▸ Stated goal
Transcribe each entry below exactly. Pictures do not go in the copy.
— BEGIN Records provided —
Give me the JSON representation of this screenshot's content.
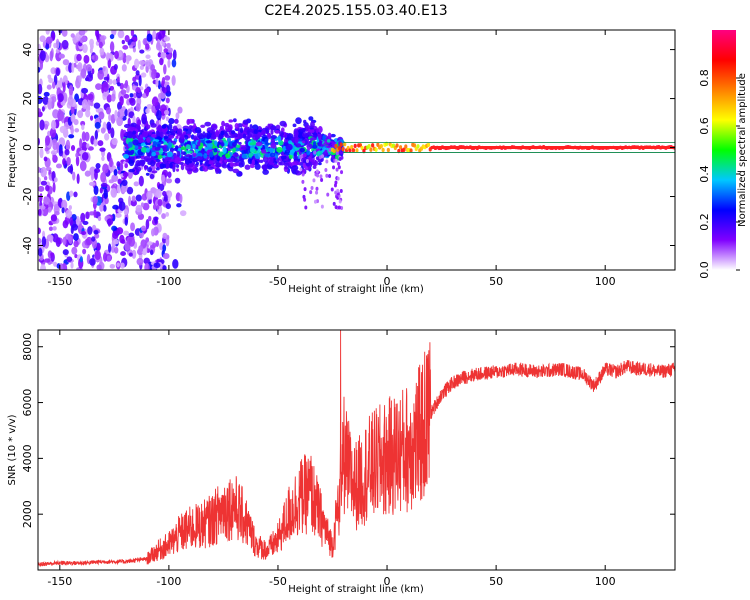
{
  "title": "C2E4.2025.155.03.40.E13",
  "chart_data": [
    {
      "type": "heatmap",
      "xlabel": "Height of straight line (km)",
      "ylabel": "Frequency (Hz)",
      "xlim": [
        -160,
        132
      ],
      "ylim": [
        -50,
        48
      ],
      "x_ticks": [
        -150,
        -100,
        -50,
        0,
        50,
        100
      ],
      "y_ticks": [
        -40,
        -20,
        0,
        20,
        40
      ],
      "colormap": "rainbow (white-violet-blue-cyan-green-yellow-orange-red-magenta)",
      "colorbar": {
        "label": "Normalized spectral amplitude",
        "range": [
          0,
          1
        ],
        "ticks": [
          0.0,
          0.2,
          0.4,
          0.6,
          0.8
        ],
        "colors": [
          "#ffffff",
          "#8000ff",
          "#0000ff",
          "#00c8ff",
          "#00ff00",
          "#ffff00",
          "#ff8000",
          "#ff0000",
          "#ff0080"
        ]
      },
      "regions": [
        {
          "x_range": [
            -160,
            -100
          ],
          "frequency_spread": "broadband noise, amplitude 0.05-0.25"
        },
        {
          "x_range": [
            -115,
            -25
          ],
          "frequency_spread": "concentrated near 0 Hz (about -10 to +10), amplitude 0.2-0.45"
        },
        {
          "x_range": [
            -25,
            20
          ],
          "frequency_spread": "narrow line at 0 Hz, amplitude 0.6-0.9"
        },
        {
          "x_range": [
            20,
            132
          ],
          "frequency_spread": "single line at 0 Hz, amplitude about 0.9"
        }
      ]
    },
    {
      "type": "line",
      "xlabel": "Height of straight line (km)",
      "ylabel": "SNR (10 * v/v)",
      "xlim": [
        -160,
        132
      ],
      "ylim": [
        0,
        8600
      ],
      "x_ticks": [
        -150,
        -100,
        -50,
        0,
        50,
        100
      ],
      "y_ticks": [
        2000,
        4000,
        6000,
        8000
      ],
      "color": "#ee3333",
      "series": [
        {
          "x": [
            -160,
            -150,
            -140,
            -130,
            -120,
            -110,
            -105,
            -100,
            -95,
            -90,
            -85,
            -80,
            -75,
            -70,
            -65,
            -60,
            -55,
            -50,
            -45,
            -40,
            -35,
            -30,
            -27,
            -25,
            -22,
            -20,
            -18,
            -15,
            -12,
            -10,
            -5,
            0,
            5,
            10,
            15,
            20,
            25,
            30,
            35,
            40,
            50,
            60,
            70,
            80,
            90,
            95,
            100,
            105,
            110,
            115,
            120,
            125,
            132
          ],
          "y": [
            200,
            250,
            250,
            300,
            300,
            400,
            700,
            900,
            1300,
            1500,
            1600,
            1800,
            2200,
            2300,
            1800,
            900,
            700,
            1100,
            2000,
            2600,
            2800,
            1800,
            1200,
            900,
            2500,
            4200,
            3600,
            3000,
            3200,
            3500,
            3800,
            4000,
            4200,
            4400,
            4800,
            5600,
            6300,
            6700,
            6900,
            7000,
            7100,
            7200,
            7100,
            7200,
            7000,
            6600,
            7200,
            7100,
            7300,
            7200,
            7200,
            7100,
            7200
          ]
        }
      ]
    }
  ]
}
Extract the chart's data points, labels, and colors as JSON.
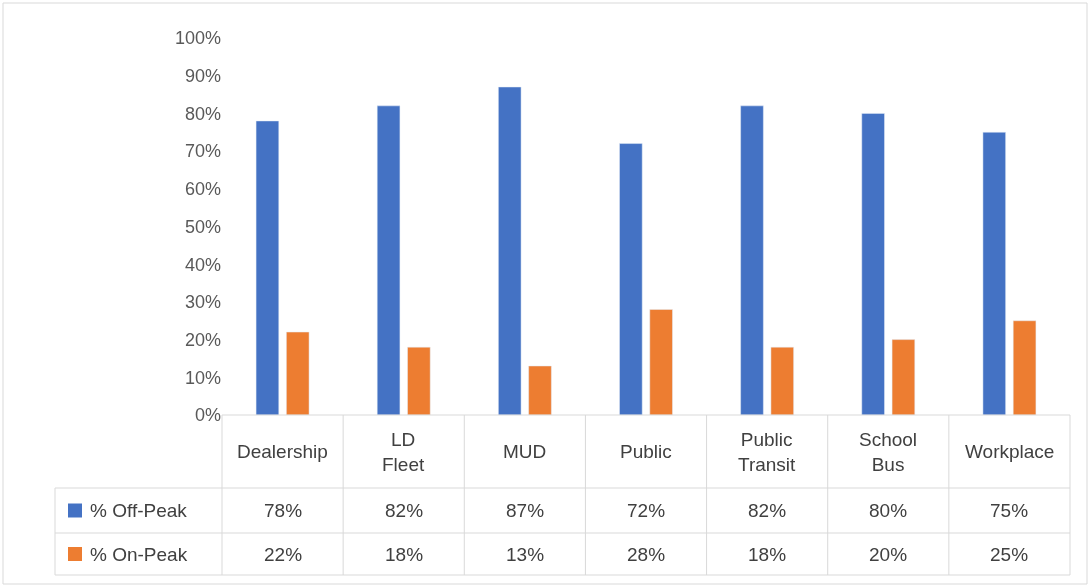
{
  "chart_data": {
    "type": "bar",
    "categories": [
      "Dealership",
      "LD Fleet",
      "MUD",
      "Public",
      "Public Transit",
      "School Bus",
      "Workplace"
    ],
    "series": [
      {
        "name": "% Off-Peak",
        "color": "#4472c4",
        "values": [
          78,
          82,
          87,
          72,
          82,
          80,
          75
        ],
        "value_labels": [
          "78%",
          "82%",
          "87%",
          "72%",
          "82%",
          "80%",
          "75%"
        ]
      },
      {
        "name": "% On-Peak",
        "color": "#ed7d31",
        "values": [
          22,
          18,
          13,
          28,
          18,
          20,
          25
        ],
        "value_labels": [
          "22%",
          "18%",
          "13%",
          "28%",
          "18%",
          "20%",
          "25%"
        ]
      }
    ],
    "ylim": [
      0,
      100
    ],
    "yticks": [
      {
        "value": 0,
        "label": "0%"
      },
      {
        "value": 10,
        "label": "10%"
      },
      {
        "value": 20,
        "label": "20%"
      },
      {
        "value": 30,
        "label": "30%"
      },
      {
        "value": 40,
        "label": "40%"
      },
      {
        "value": 50,
        "label": "50%"
      },
      {
        "value": 60,
        "label": "60%"
      },
      {
        "value": 70,
        "label": "70%"
      },
      {
        "value": 80,
        "label": "80%"
      },
      {
        "value": 90,
        "label": "90%"
      },
      {
        "value": 100,
        "label": "100%"
      }
    ],
    "legend": "bottom left"
  }
}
— END Records provided —
▸ Output for this task
Give me the JSON representation of this screenshot's content.
{
  "title": "C2E4.2025.155.03.40.E13",
  "chart_data": [
    {
      "type": "heatmap",
      "xlabel": "Height of straight line (km)",
      "ylabel": "Frequency (Hz)",
      "xlim": [
        -160,
        132
      ],
      "ylim": [
        -50,
        48
      ],
      "x_ticks": [
        -150,
        -100,
        -50,
        0,
        50,
        100
      ],
      "y_ticks": [
        -40,
        -20,
        0,
        20,
        40
      ],
      "colormap": "rainbow (white-violet-blue-cyan-green-yellow-orange-red-magenta)",
      "colorbar": {
        "label": "Normalized spectral amplitude",
        "range": [
          0,
          1
        ],
        "ticks": [
          0.0,
          0.2,
          0.4,
          0.6,
          0.8
        ],
        "colors": [
          "#ffffff",
          "#8000ff",
          "#0000ff",
          "#00c8ff",
          "#00ff00",
          "#ffff00",
          "#ff8000",
          "#ff0000",
          "#ff0080"
        ]
      },
      "regions": [
        {
          "x_range": [
            -160,
            -100
          ],
          "frequency_spread": "broadband noise, amplitude 0.05-0.25"
        },
        {
          "x_range": [
            -115,
            -25
          ],
          "frequency_spread": "concentrated near 0 Hz (about -10 to +10), amplitude 0.2-0.45"
        },
        {
          "x_range": [
            -25,
            20
          ],
          "frequency_spread": "narrow line at 0 Hz, amplitude 0.6-0.9"
        },
        {
          "x_range": [
            20,
            132
          ],
          "frequency_spread": "single line at 0 Hz, amplitude about 0.9"
        }
      ]
    },
    {
      "type": "line",
      "xlabel": "Height of straight line (km)",
      "ylabel": "SNR (10 * v/v)",
      "xlim": [
        -160,
        132
      ],
      "ylim": [
        0,
        8600
      ],
      "x_ticks": [
        -150,
        -100,
        -50,
        0,
        50,
        100
      ],
      "y_ticks": [
        2000,
        4000,
        6000,
        8000
      ],
      "color": "#ee3333",
      "series": [
        {
          "x": [
            -160,
            -150,
            -140,
            -130,
            -120,
            -110,
            -105,
            -100,
            -95,
            -90,
            -85,
            -80,
            -75,
            -70,
            -65,
            -60,
            -55,
            -50,
            -45,
            -40,
            -35,
            -30,
            -27,
            -25,
            -22,
            -20,
            -18,
            -15,
            -12,
            -10,
            -5,
            0,
            5,
            10,
            15,
            20,
            25,
            30,
            35,
            40,
            50,
            60,
            70,
            80,
            90,
            95,
            100,
            105,
            110,
            115,
            120,
            125,
            132
          ],
          "y": [
            200,
            250,
            250,
            300,
            300,
            400,
            700,
            900,
            1300,
            1500,
            1600,
            1800,
            2200,
            2300,
            1800,
            900,
            700,
            1100,
            2000,
            2600,
            2800,
            1800,
            1200,
            900,
            2500,
            4200,
            3600,
            3000,
            3200,
            3500,
            3800,
            4000,
            4200,
            4400,
            4800,
            5600,
            6300,
            6700,
            6900,
            7000,
            7100,
            7200,
            7100,
            7200,
            7000,
            6600,
            7200,
            7100,
            7300,
            7200,
            7200,
            7100,
            7200
          ]
        }
      ]
    }
  ]
}
Extract the chart's data points, labels, and colors as JSON.
{
  "chart_data": {
    "type": "bar",
    "categories": [
      "Dealership",
      "LD Fleet",
      "MUD",
      "Public",
      "Public Transit",
      "School Bus",
      "Workplace"
    ],
    "series": [
      {
        "name": "% Off-Peak",
        "color": "#4472c4",
        "values": [
          78,
          82,
          87,
          72,
          82,
          80,
          75
        ],
        "value_labels": [
          "78%",
          "82%",
          "87%",
          "72%",
          "82%",
          "80%",
          "75%"
        ]
      },
      {
        "name": "% On-Peak",
        "color": "#ed7d31",
        "values": [
          22,
          18,
          13,
          28,
          18,
          20,
          25
        ],
        "value_labels": [
          "22%",
          "18%",
          "13%",
          "28%",
          "18%",
          "20%",
          "25%"
        ]
      }
    ],
    "ylim": [
      0,
      100
    ],
    "yticks": [
      {
        "value": 0,
        "label": "0%"
      },
      {
        "value": 10,
        "label": "10%"
      },
      {
        "value": 20,
        "label": "20%"
      },
      {
        "value": 30,
        "label": "30%"
      },
      {
        "value": 40,
        "label": "40%"
      },
      {
        "value": 50,
        "label": "50%"
      },
      {
        "value": 60,
        "label": "60%"
      },
      {
        "value": 70,
        "label": "70%"
      },
      {
        "value": 80,
        "label": "80%"
      },
      {
        "value": 90,
        "label": "90%"
      },
      {
        "value": 100,
        "label": "100%"
      }
    ],
    "legend": "bottom left"
  }
}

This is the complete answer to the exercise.